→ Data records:
* Start *
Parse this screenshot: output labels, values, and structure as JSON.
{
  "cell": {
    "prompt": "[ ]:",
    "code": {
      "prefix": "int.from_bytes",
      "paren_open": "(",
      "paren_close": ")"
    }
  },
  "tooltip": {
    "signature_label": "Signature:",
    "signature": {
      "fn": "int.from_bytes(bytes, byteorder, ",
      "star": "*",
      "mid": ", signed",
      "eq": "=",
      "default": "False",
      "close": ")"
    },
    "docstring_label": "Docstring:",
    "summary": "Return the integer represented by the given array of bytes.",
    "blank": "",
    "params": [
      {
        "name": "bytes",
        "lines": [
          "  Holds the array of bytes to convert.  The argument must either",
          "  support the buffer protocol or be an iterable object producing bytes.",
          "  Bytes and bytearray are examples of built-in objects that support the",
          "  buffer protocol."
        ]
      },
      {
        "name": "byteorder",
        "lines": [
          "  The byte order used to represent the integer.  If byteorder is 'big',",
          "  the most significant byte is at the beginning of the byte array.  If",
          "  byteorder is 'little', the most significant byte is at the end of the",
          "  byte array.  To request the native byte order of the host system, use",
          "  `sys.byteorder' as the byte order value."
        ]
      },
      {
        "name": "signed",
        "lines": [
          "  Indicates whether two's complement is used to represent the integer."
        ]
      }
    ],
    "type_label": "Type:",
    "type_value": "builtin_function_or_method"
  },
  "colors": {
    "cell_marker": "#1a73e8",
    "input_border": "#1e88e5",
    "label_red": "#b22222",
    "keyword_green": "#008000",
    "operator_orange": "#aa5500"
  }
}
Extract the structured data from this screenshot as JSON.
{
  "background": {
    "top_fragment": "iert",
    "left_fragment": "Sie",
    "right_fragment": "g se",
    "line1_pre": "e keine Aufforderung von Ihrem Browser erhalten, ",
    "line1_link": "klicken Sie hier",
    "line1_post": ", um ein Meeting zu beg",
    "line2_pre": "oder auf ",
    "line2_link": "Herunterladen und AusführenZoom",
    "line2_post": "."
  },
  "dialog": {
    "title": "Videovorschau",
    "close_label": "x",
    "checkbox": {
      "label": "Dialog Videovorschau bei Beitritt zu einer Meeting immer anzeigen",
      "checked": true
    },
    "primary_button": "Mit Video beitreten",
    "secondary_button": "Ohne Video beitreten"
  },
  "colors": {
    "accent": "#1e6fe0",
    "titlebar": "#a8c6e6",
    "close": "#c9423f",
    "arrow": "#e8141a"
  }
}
* End *
→ GIVEN REQUEST: Filter the entries above down to the lines containing the word "screenshot".

→ REPLY TO THE EXERCISE:
Parse this screenshot: output labels, values, and structure as JSON.
Extract the structured data from this screenshot as JSON.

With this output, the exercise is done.